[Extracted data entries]
^^^^^^^^

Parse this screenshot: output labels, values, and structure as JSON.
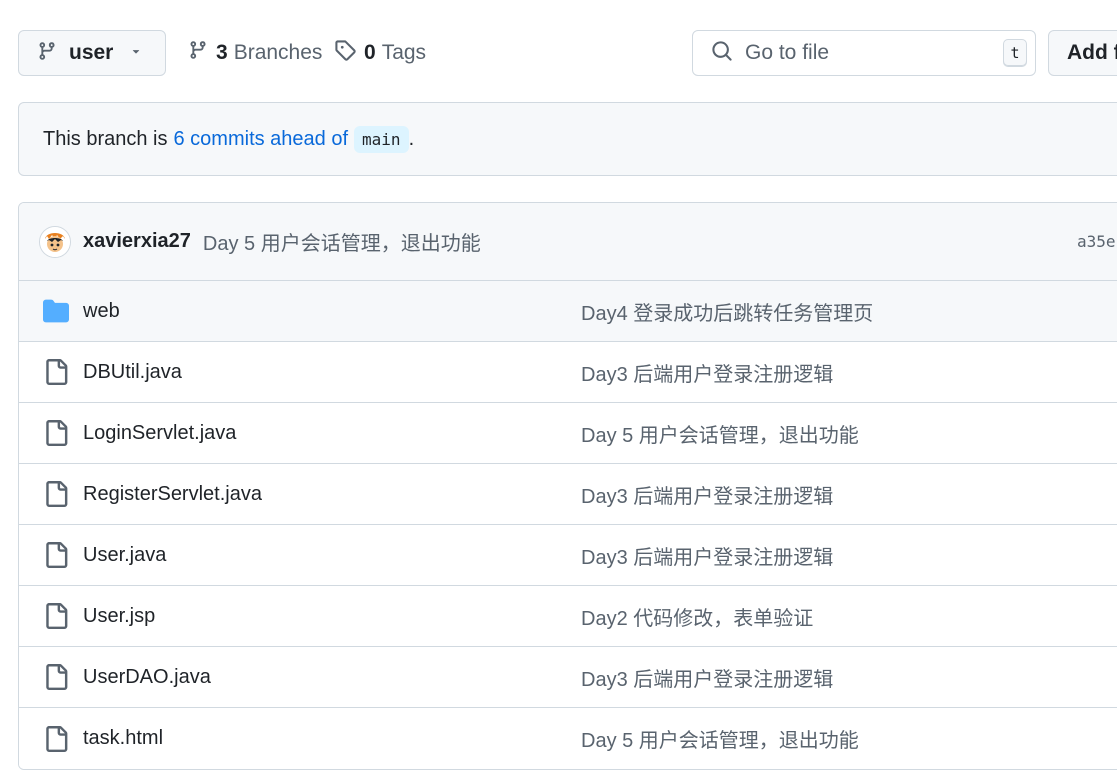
{
  "toolbar": {
    "branch_label": "user",
    "branches_count": "3",
    "branches_word": "Branches",
    "tags_count": "0",
    "tags_word": "Tags",
    "goto_placeholder": "Go to file",
    "goto_shortcut": "t",
    "add_file_label": "Add f"
  },
  "ahead": {
    "prefix": "This branch is",
    "link": "6 commits ahead of",
    "branch": "main",
    "suffix": "."
  },
  "latest_commit": {
    "author": "xavierxia27",
    "message": "Day 5 用户会话管理，退出功能",
    "sha": "a35e"
  },
  "files": [
    {
      "type": "folder",
      "name": "web",
      "message": "Day4 登录成功后跳转任务管理页"
    },
    {
      "type": "file",
      "name": "DBUtil.java",
      "message": "Day3 后端用户登录注册逻辑"
    },
    {
      "type": "file",
      "name": "LoginServlet.java",
      "message": "Day 5 用户会话管理，退出功能"
    },
    {
      "type": "file",
      "name": "RegisterServlet.java",
      "message": "Day3 后端用户登录注册逻辑"
    },
    {
      "type": "file",
      "name": "User.java",
      "message": "Day3 后端用户登录注册逻辑"
    },
    {
      "type": "file",
      "name": "User.jsp",
      "message": "Day2 代码修改，表单验证"
    },
    {
      "type": "file",
      "name": "UserDAO.java",
      "message": "Day3 后端用户登录注册逻辑"
    },
    {
      "type": "file",
      "name": "task.html",
      "message": "Day 5 用户会话管理，退出功能"
    }
  ],
  "colors": {
    "accent_link": "#0969da",
    "folder_icon": "#54aeff",
    "muted_text": "#59636e",
    "border": "#d1d9e0",
    "subtle_bg": "#f6f8fa"
  },
  "icons": {
    "branch": "git-branch-icon",
    "caret": "triangle-down-icon",
    "tag": "tag-icon",
    "search": "search-icon",
    "folder": "folder-icon",
    "file": "file-icon"
  }
}
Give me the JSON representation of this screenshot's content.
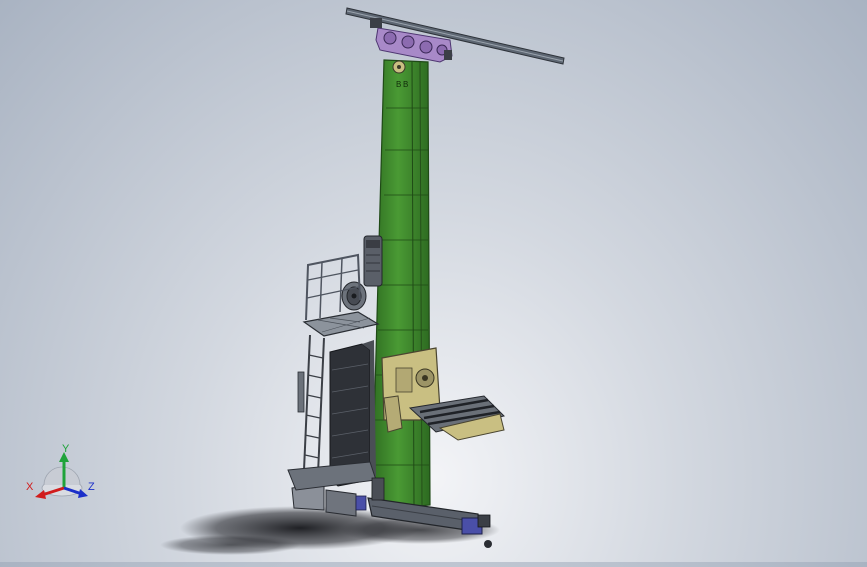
{
  "viewport": {
    "background_top": "#a9b3c2",
    "background_center": "#f3f4f7"
  },
  "model": {
    "colors": {
      "mast": "#3f8a2c",
      "mast_dark": "#2c6620",
      "rail": "#5d6672",
      "carriage": "#a889c8",
      "fork_frame": "#c9bf82",
      "platform": "#8c939c",
      "dark_steel": "#3b3f46",
      "shadow": "#1e1f22",
      "accent_blue": "#4a4fa8"
    },
    "mast_plate_labels": [
      "B",
      "B"
    ]
  },
  "triad": {
    "x_label": "X",
    "y_label": "Y",
    "z_label": "Z",
    "x_color": "#d11c1c",
    "y_color": "#1fa33a",
    "z_color": "#1b2fc9"
  }
}
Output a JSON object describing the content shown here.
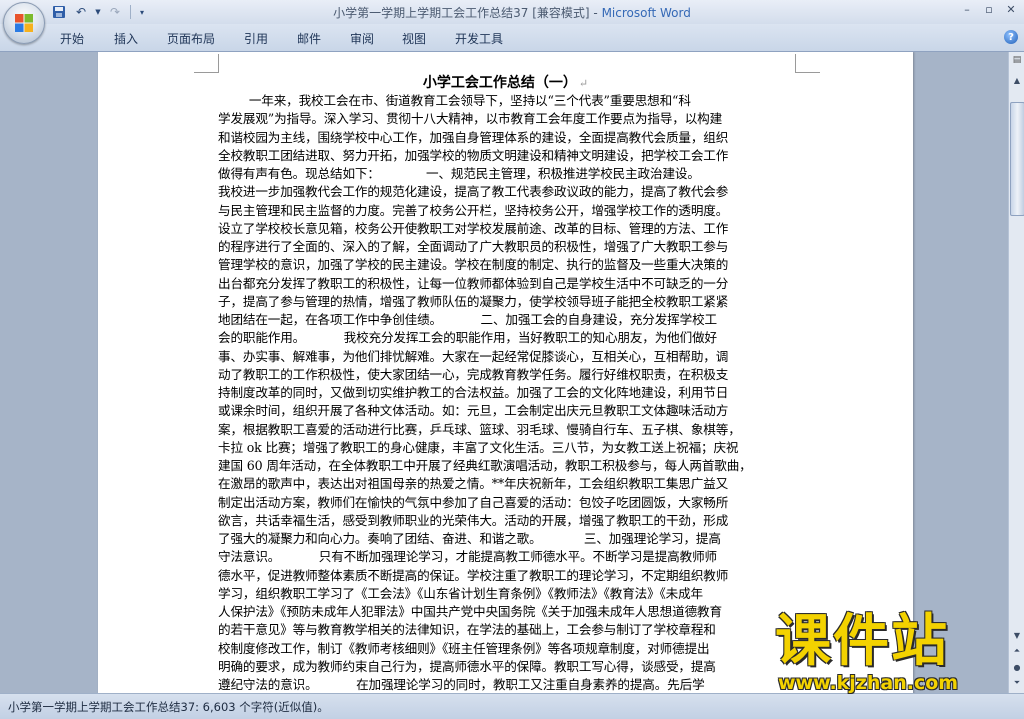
{
  "window": {
    "title_doc": "小学第一学期上学期工会工作总结37 [兼容模式]",
    "title_sep": " - ",
    "title_app": "Microsoft Word"
  },
  "ribbon": {
    "tabs": [
      "开始",
      "插入",
      "页面布局",
      "引用",
      "邮件",
      "审阅",
      "视图",
      "开发工具"
    ]
  },
  "document": {
    "title": "小学工会工作总结（一）",
    "lines": [
      "        一年来，我校工会在市、街道教育工会领导下，坚持以“三个代表”重要思想和“科",
      "学发展观”为指导。深入学习、贯彻十八大精神，以市教育工会年度工作要点为指导，以构建",
      "和谐校园为主线，围绕学校中心工作，加强自身管理体系的建设，全面提高教代会质量，组织",
      "全校教职工团结进取、努力开拓，加强学校的物质文明建设和精神文明建设，把学校工会工作",
      "做得有声有色。现总结如下：            一、规范民主管理，积极推进学校民主政治建设。",
      "我校进一步加强教代会工作的规范化建设，提高了教工代表参政议政的能力，提高了教代会参",
      "与民主管理和民主监督的力度。完善了校务公开栏，坚持校务公开，增强学校工作的透明度。",
      "设立了学校校长意见箱，校务公开使教职工对学校发展前途、改革的目标、管理的方法、工作",
      "的程序进行了全面的、深入的了解，全面调动了广大教职员的积极性，增强了广大教职工参与",
      "管理学校的意识，加强了学校的民主建设。学校在制度的制定、执行的监督及一些重大决策的",
      "出台都充分发挥了教职工的积极性，让每一位教师都体验到自己是学校生活中不可缺乏的一分",
      "子，提高了参与管理的热情，增强了教师队伍的凝聚力，使学校领导班子能把全校教职工紧紧",
      "地团结在一起，在各项工作中争创佳绩。          二、加强工会的自身建设，充分发挥学校工",
      "会的职能作用。          我校充分发挥工会的职能作用，当好教职工的知心朋友，为他们做好",
      "事、办实事、解难事，为他们排忧解难。大家在一起经常促膝谈心，互相关心，互相帮助，调",
      "动了教职工的工作积极性，使大家团结一心，完成教育教学任务。履行好维权职责，在积极支",
      "持制度改革的同时，又做到切实维护教工的合法权益。加强了工会的文化阵地建设，利用节日",
      "或课余时间，组织开展了各种文体活动。如：元旦，工会制定出庆元旦教职工文体趣味活动方",
      "案，根据教职工喜爱的活动进行比赛，乒乓球、篮球、羽毛球、慢骑自行车、五子棋、象棋等，",
      "卡拉 ok 比赛；增强了教职工的身心健康，丰富了文化生活。三八节，为女教工送上祝福；庆祝",
      "建国 60 周年活动，在全体教职工中开展了经典红歌演唱活动，教职工积极参与，每人两首歌曲，",
      "在激昂的歌声中，表达出对祖国母亲的热爱之情。**年庆祝新年，工会组织教职工集思广益又",
      "制定出活动方案，教师们在愉快的气氛中参加了自己喜爱的活动：包饺子吃团圆饭，大家畅所",
      "欲言，共话幸福生活，感受到教师职业的光荣伟大。活动的开展，增强了教职工的干劲，形成",
      "了强大的凝聚力和向心力。奏响了团结、奋进、和谐之歌。           三、加强理论学习，提高",
      "守法意识。          只有不断加强理论学习，才能提高教工师德水平。不断学习是提高教师师",
      "德水平，促进教师整体素质不断提高的保证。学校注重了教职工的理论学习，不定期组织教师",
      "学习，组织教职工学习了《工会法》《山东省计划生育条例》《教师法》《教育法》《未成年",
      "人保护法》《预防未成年人犯罪法》中国共产党中央国务院《关于加强未成年人思想道德教育",
      "的若干意见》等与教育教学相关的法律知识，在学法的基础上，工会参与制订了学校章程和",
      "校制度修改工作，制订《教师考核细则》《班主任管理条例》等各项规章制度，对师德提出",
      "明确的要求，成为教师约束自己行为，提高师德水平的保障。教职工写心得，谈感受，提高",
      "遵纪守法的意识。          在加强理论学习的同时，教职工又注重自身素养的提高。先后学"
    ]
  },
  "statusbar": {
    "text": "小学第一学期上学期工会工作总结37: 6,603 个字符(近似值)。"
  },
  "watermark": {
    "main": "课件站",
    "url": "www.kjzhan.com"
  }
}
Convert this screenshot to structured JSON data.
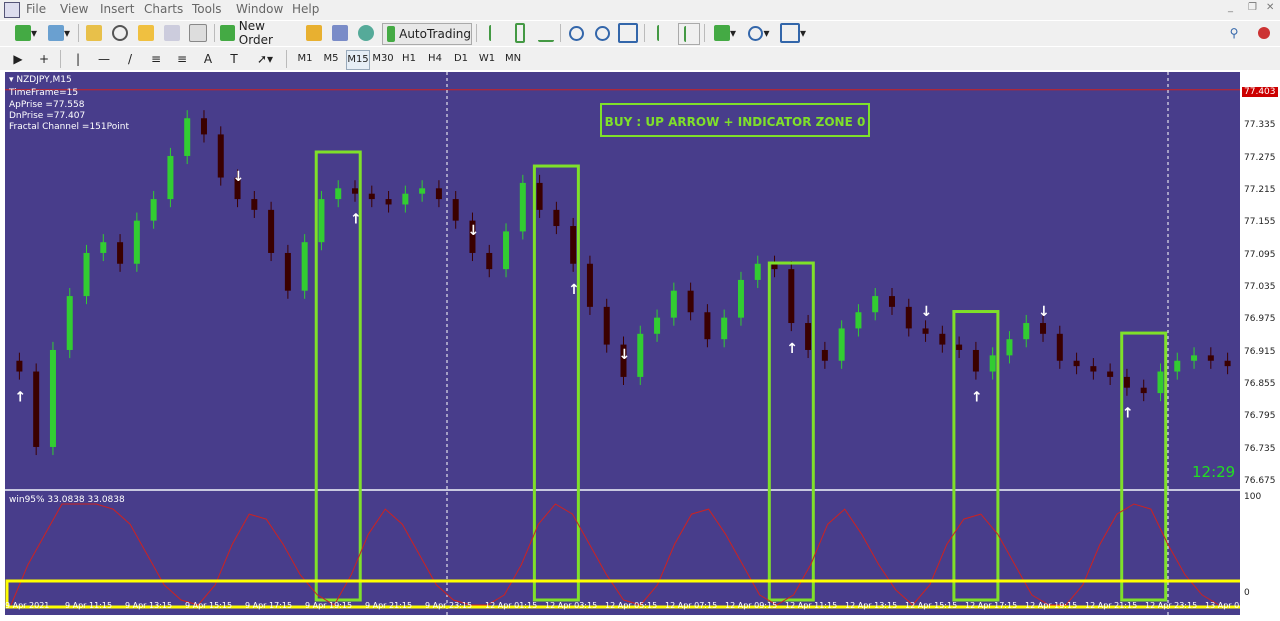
{
  "menu": [
    "File",
    "View",
    "Insert",
    "Charts",
    "Tools",
    "Window",
    "Help"
  ],
  "toolbar": {
    "new_order": "New Order",
    "autotrading": "AutoTrading",
    "timeframes": [
      "M1",
      "M5",
      "M15",
      "M30",
      "H1",
      "H4",
      "D1",
      "W1",
      "MN"
    ],
    "active_timeframe": "M15"
  },
  "chart": {
    "symbol": "NZDJPY,M15",
    "info_lines": [
      "TimeFrame=15",
      "ApPrise =77.558",
      "DnPrise =77.407",
      "Fractal Channel =151Point"
    ],
    "annotation": "BUY :  UP ARROW + INDICATOR ZONE 0",
    "clock": "12:29",
    "current_price": "77.403",
    "indicator_label": "win95% 33.0838 33.0838",
    "indicator_levels": [
      "100",
      "0"
    ],
    "price_ticks": [
      "77.395",
      "77.335",
      "77.275",
      "77.215",
      "77.155",
      "77.095",
      "77.035",
      "76.975",
      "76.915",
      "76.855",
      "76.795",
      "76.735",
      "76.675"
    ],
    "time_ticks": [
      "9 Apr 2021",
      "9 Apr 11:15",
      "9 Apr 13:15",
      "9 Apr 15:15",
      "9 Apr 17:15",
      "9 Apr 19:15",
      "9 Apr 21:15",
      "9 Apr 23:15",
      "12 Apr 01:15",
      "12 Apr 03:15",
      "12 Apr 05:15",
      "12 Apr 07:15",
      "12 Apr 09:15",
      "12 Apr 11:15",
      "12 Apr 13:15",
      "12 Apr 15:15",
      "12 Apr 17:15",
      "12 Apr 19:15",
      "12 Apr 21:15",
      "12 Apr 23:15",
      "13 Apr 01:15"
    ],
    "colors": {
      "background": "#483d8b",
      "bull": "#32cd32",
      "bear": "#3a0000",
      "frame": "#7fe02a",
      "zone": "#ffff00",
      "indicator": "#cc2222",
      "clock": "#22dd22"
    }
  },
  "chart_data": {
    "type": "candlestick",
    "symbol": "NZDJPY",
    "timeframe": "M15",
    "y_range": [
      76.675,
      77.395
    ],
    "closes": [
      76.88,
      76.74,
      76.92,
      77.02,
      77.1,
      77.12,
      77.08,
      77.16,
      77.2,
      77.28,
      77.35,
      77.32,
      77.24,
      77.2,
      77.18,
      77.1,
      77.03,
      77.12,
      77.2,
      77.22,
      77.21,
      77.2,
      77.19,
      77.21,
      77.22,
      77.2,
      77.16,
      77.1,
      77.07,
      77.14,
      77.23,
      77.18,
      77.15,
      77.08,
      77.0,
      76.93,
      76.87,
      76.95,
      76.98,
      77.03,
      76.99,
      76.94,
      76.98,
      77.05,
      77.08,
      77.07,
      76.97,
      76.92,
      76.9,
      76.96,
      76.99,
      77.02,
      77.0,
      76.96,
      76.95,
      76.93,
      76.92,
      76.88,
      76.91,
      76.94,
      76.97,
      76.95,
      76.9,
      76.89,
      76.88,
      76.87,
      76.85,
      76.84,
      76.88,
      76.9,
      76.91,
      76.9,
      76.89
    ],
    "buy_arrows": [
      0,
      20,
      33,
      46,
      57,
      66,
      74,
      82,
      90,
      98
    ],
    "sell_arrows": [
      13,
      27,
      36,
      54,
      61,
      85
    ],
    "zones": [
      19,
      32,
      46,
      57,
      67,
      81,
      94
    ],
    "indicator": [
      0,
      40,
      70,
      100,
      100,
      100,
      95,
      80,
      50,
      20,
      5,
      0,
      20,
      60,
      90,
      85,
      60,
      30,
      10,
      0,
      30,
      70,
      95,
      80,
      50,
      20,
      5,
      0,
      0,
      10,
      40,
      80,
      100,
      90,
      60,
      30,
      5,
      0,
      20,
      60,
      90,
      95,
      70,
      40,
      10,
      0,
      10,
      40,
      80,
      95,
      70,
      40,
      15,
      0,
      20,
      60,
      85,
      90,
      70,
      40,
      10,
      0,
      0,
      20,
      60,
      90,
      100,
      95,
      60,
      30,
      10,
      0
    ]
  }
}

^^^^^^^^

Collect each line of the entries that has the word "content", copying it in full.

[Solution to this exercise]:
Give me the JSON representation of this screenshot's content.
Output a JSON object describing the content shown here.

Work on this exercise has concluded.